--- start of DATA SUPPLIED ---

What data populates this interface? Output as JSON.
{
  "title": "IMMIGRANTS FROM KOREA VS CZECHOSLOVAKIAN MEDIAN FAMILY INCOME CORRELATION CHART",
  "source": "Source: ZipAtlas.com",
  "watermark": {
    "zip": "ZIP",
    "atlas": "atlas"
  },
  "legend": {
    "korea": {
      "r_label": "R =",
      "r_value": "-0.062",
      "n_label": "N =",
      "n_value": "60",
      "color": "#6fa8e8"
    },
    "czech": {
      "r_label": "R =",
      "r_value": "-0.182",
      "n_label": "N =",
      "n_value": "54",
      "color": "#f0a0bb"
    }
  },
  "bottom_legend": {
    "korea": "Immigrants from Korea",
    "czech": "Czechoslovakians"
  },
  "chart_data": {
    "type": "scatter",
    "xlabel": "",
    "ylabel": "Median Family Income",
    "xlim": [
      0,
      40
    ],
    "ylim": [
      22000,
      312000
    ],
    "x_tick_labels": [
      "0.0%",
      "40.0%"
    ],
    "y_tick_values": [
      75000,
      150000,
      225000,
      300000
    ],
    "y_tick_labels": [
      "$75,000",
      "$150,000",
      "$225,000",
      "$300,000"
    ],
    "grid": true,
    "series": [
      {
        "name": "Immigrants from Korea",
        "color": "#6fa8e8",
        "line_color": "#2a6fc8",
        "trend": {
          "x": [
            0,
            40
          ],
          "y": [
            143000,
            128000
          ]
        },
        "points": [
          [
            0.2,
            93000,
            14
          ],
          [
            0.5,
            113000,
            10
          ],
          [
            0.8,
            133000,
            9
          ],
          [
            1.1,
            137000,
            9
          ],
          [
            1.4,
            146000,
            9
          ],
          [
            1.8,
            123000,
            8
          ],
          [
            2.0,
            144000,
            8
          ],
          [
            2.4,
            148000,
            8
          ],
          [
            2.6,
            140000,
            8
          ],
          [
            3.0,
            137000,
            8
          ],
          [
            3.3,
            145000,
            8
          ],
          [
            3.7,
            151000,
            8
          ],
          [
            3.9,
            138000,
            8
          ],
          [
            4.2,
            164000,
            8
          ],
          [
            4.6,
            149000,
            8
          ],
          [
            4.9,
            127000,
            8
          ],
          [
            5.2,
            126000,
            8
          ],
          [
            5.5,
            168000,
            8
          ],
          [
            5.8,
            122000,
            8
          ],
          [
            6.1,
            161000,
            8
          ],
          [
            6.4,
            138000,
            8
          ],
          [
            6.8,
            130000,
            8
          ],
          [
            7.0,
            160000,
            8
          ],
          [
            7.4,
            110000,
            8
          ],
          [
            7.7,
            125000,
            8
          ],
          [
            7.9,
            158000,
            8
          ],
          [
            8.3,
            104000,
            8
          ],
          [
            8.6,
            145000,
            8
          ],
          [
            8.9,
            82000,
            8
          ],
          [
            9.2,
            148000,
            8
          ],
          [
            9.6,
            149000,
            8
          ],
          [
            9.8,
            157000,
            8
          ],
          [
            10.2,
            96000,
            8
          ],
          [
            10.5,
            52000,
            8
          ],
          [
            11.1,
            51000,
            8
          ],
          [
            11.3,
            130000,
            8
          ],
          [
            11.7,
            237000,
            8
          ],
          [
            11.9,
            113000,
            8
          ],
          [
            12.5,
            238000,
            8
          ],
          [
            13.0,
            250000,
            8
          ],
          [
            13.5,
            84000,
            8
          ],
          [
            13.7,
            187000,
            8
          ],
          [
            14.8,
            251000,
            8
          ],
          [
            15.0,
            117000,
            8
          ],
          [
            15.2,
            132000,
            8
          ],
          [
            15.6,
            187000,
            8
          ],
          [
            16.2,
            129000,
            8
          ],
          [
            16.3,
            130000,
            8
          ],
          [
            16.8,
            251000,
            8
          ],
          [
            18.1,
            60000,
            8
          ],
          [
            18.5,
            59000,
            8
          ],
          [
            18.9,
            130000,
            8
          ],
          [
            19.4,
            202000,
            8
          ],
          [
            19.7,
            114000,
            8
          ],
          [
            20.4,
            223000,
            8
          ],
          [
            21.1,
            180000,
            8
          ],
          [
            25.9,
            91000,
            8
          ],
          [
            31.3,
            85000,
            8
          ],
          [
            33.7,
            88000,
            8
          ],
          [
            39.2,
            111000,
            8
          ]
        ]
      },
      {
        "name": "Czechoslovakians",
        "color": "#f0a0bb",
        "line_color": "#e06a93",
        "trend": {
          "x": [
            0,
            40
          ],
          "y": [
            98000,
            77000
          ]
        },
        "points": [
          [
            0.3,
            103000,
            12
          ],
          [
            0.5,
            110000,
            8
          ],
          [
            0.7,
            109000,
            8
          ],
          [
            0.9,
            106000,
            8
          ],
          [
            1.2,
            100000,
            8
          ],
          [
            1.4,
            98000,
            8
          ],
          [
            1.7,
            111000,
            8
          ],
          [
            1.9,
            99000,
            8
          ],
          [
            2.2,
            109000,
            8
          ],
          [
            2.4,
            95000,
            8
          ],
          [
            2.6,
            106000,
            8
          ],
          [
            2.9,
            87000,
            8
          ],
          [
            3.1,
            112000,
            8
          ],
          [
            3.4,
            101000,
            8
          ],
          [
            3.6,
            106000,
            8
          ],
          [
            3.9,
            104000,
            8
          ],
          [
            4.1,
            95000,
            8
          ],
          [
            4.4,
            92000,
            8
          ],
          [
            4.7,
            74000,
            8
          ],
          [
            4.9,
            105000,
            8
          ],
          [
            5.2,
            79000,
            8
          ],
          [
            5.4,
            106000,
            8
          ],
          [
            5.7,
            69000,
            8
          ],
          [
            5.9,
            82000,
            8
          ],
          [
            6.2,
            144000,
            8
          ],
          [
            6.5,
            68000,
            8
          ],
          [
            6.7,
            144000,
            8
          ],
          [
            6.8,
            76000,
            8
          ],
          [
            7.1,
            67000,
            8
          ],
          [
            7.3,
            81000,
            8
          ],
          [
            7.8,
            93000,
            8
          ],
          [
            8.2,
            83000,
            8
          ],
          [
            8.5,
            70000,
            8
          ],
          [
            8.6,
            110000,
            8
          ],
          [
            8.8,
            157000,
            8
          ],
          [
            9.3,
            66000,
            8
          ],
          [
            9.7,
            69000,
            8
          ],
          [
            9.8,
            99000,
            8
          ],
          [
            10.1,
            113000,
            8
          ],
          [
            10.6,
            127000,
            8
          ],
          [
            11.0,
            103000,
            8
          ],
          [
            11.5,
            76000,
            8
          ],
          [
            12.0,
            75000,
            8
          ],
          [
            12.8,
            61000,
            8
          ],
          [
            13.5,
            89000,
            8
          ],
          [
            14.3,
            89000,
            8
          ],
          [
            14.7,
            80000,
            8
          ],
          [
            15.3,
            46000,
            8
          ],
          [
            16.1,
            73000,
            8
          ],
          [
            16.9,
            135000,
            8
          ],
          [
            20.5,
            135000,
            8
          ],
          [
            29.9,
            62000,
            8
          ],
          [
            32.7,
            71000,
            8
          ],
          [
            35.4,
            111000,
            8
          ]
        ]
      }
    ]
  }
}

--- end of DATA SUPPLIED ---

_YOUR GOAL:_
Provide all the records again, word for word.

_FINISHED TASK:_
What data populates this interface? Output as JSON.
{
  "title": "IMMIGRANTS FROM KOREA VS CZECHOSLOVAKIAN MEDIAN FAMILY INCOME CORRELATION CHART",
  "source": "Source: ZipAtlas.com",
  "watermark": {
    "zip": "ZIP",
    "atlas": "atlas"
  },
  "legend": {
    "korea": {
      "r_label": "R =",
      "r_value": "-0.062",
      "n_label": "N =",
      "n_value": "60",
      "color": "#6fa8e8"
    },
    "czech": {
      "r_label": "R =",
      "r_value": "-0.182",
      "n_label": "N =",
      "n_value": "54",
      "color": "#f0a0bb"
    }
  },
  "bottom_legend": {
    "korea": "Immigrants from Korea",
    "czech": "Czechoslovakians"
  },
  "chart_data": {
    "type": "scatter",
    "xlabel": "",
    "ylabel": "Median Family Income",
    "xlim": [
      0,
      40
    ],
    "ylim": [
      22000,
      312000
    ],
    "x_tick_labels": [
      "0.0%",
      "40.0%"
    ],
    "y_tick_values": [
      75000,
      150000,
      225000,
      300000
    ],
    "y_tick_labels": [
      "$75,000",
      "$150,000",
      "$225,000",
      "$300,000"
    ],
    "grid": true,
    "series": [
      {
        "name": "Immigrants from Korea",
        "color": "#6fa8e8",
        "line_color": "#2a6fc8",
        "trend": {
          "x": [
            0,
            40
          ],
          "y": [
            143000,
            128000
          ]
        },
        "points": [
          [
            0.2,
            93000,
            14
          ],
          [
            0.5,
            113000,
            10
          ],
          [
            0.8,
            133000,
            9
          ],
          [
            1.1,
            137000,
            9
          ],
          [
            1.4,
            146000,
            9
          ],
          [
            1.8,
            123000,
            8
          ],
          [
            2.0,
            144000,
            8
          ],
          [
            2.4,
            148000,
            8
          ],
          [
            2.6,
            140000,
            8
          ],
          [
            3.0,
            137000,
            8
          ],
          [
            3.3,
            145000,
            8
          ],
          [
            3.7,
            151000,
            8
          ],
          [
            3.9,
            138000,
            8
          ],
          [
            4.2,
            164000,
            8
          ],
          [
            4.6,
            149000,
            8
          ],
          [
            4.9,
            127000,
            8
          ],
          [
            5.2,
            126000,
            8
          ],
          [
            5.5,
            168000,
            8
          ],
          [
            5.8,
            122000,
            8
          ],
          [
            6.1,
            161000,
            8
          ],
          [
            6.4,
            138000,
            8
          ],
          [
            6.8,
            130000,
            8
          ],
          [
            7.0,
            160000,
            8
          ],
          [
            7.4,
            110000,
            8
          ],
          [
            7.7,
            125000,
            8
          ],
          [
            7.9,
            158000,
            8
          ],
          [
            8.3,
            104000,
            8
          ],
          [
            8.6,
            145000,
            8
          ],
          [
            8.9,
            82000,
            8
          ],
          [
            9.2,
            148000,
            8
          ],
          [
            9.6,
            149000,
            8
          ],
          [
            9.8,
            157000,
            8
          ],
          [
            10.2,
            96000,
            8
          ],
          [
            10.5,
            52000,
            8
          ],
          [
            11.1,
            51000,
            8
          ],
          [
            11.3,
            130000,
            8
          ],
          [
            11.7,
            237000,
            8
          ],
          [
            11.9,
            113000,
            8
          ],
          [
            12.5,
            238000,
            8
          ],
          [
            13.0,
            250000,
            8
          ],
          [
            13.5,
            84000,
            8
          ],
          [
            13.7,
            187000,
            8
          ],
          [
            14.8,
            251000,
            8
          ],
          [
            15.0,
            117000,
            8
          ],
          [
            15.2,
            132000,
            8
          ],
          [
            15.6,
            187000,
            8
          ],
          [
            16.2,
            129000,
            8
          ],
          [
            16.3,
            130000,
            8
          ],
          [
            16.8,
            251000,
            8
          ],
          [
            18.1,
            60000,
            8
          ],
          [
            18.5,
            59000,
            8
          ],
          [
            18.9,
            130000,
            8
          ],
          [
            19.4,
            202000,
            8
          ],
          [
            19.7,
            114000,
            8
          ],
          [
            20.4,
            223000,
            8
          ],
          [
            21.1,
            180000,
            8
          ],
          [
            25.9,
            91000,
            8
          ],
          [
            31.3,
            85000,
            8
          ],
          [
            33.7,
            88000,
            8
          ],
          [
            39.2,
            111000,
            8
          ]
        ]
      },
      {
        "name": "Czechoslovakians",
        "color": "#f0a0bb",
        "line_color": "#e06a93",
        "trend": {
          "x": [
            0,
            40
          ],
          "y": [
            98000,
            77000
          ]
        },
        "points": [
          [
            0.3,
            103000,
            12
          ],
          [
            0.5,
            110000,
            8
          ],
          [
            0.7,
            109000,
            8
          ],
          [
            0.9,
            106000,
            8
          ],
          [
            1.2,
            100000,
            8
          ],
          [
            1.4,
            98000,
            8
          ],
          [
            1.7,
            111000,
            8
          ],
          [
            1.9,
            99000,
            8
          ],
          [
            2.2,
            109000,
            8
          ],
          [
            2.4,
            95000,
            8
          ],
          [
            2.6,
            106000,
            8
          ],
          [
            2.9,
            87000,
            8
          ],
          [
            3.1,
            112000,
            8
          ],
          [
            3.4,
            101000,
            8
          ],
          [
            3.6,
            106000,
            8
          ],
          [
            3.9,
            104000,
            8
          ],
          [
            4.1,
            95000,
            8
          ],
          [
            4.4,
            92000,
            8
          ],
          [
            4.7,
            74000,
            8
          ],
          [
            4.9,
            105000,
            8
          ],
          [
            5.2,
            79000,
            8
          ],
          [
            5.4,
            106000,
            8
          ],
          [
            5.7,
            69000,
            8
          ],
          [
            5.9,
            82000,
            8
          ],
          [
            6.2,
            144000,
            8
          ],
          [
            6.5,
            68000,
            8
          ],
          [
            6.7,
            144000,
            8
          ],
          [
            6.8,
            76000,
            8
          ],
          [
            7.1,
            67000,
            8
          ],
          [
            7.3,
            81000,
            8
          ],
          [
            7.8,
            93000,
            8
          ],
          [
            8.2,
            83000,
            8
          ],
          [
            8.5,
            70000,
            8
          ],
          [
            8.6,
            110000,
            8
          ],
          [
            8.8,
            157000,
            8
          ],
          [
            9.3,
            66000,
            8
          ],
          [
            9.7,
            69000,
            8
          ],
          [
            9.8,
            99000,
            8
          ],
          [
            10.1,
            113000,
            8
          ],
          [
            10.6,
            127000,
            8
          ],
          [
            11.0,
            103000,
            8
          ],
          [
            11.5,
            76000,
            8
          ],
          [
            12.0,
            75000,
            8
          ],
          [
            12.8,
            61000,
            8
          ],
          [
            13.5,
            89000,
            8
          ],
          [
            14.3,
            89000,
            8
          ],
          [
            14.7,
            80000,
            8
          ],
          [
            15.3,
            46000,
            8
          ],
          [
            16.1,
            73000,
            8
          ],
          [
            16.9,
            135000,
            8
          ],
          [
            20.5,
            135000,
            8
          ],
          [
            29.9,
            62000,
            8
          ],
          [
            32.7,
            71000,
            8
          ],
          [
            35.4,
            111000,
            8
          ]
        ]
      }
    ]
  }
}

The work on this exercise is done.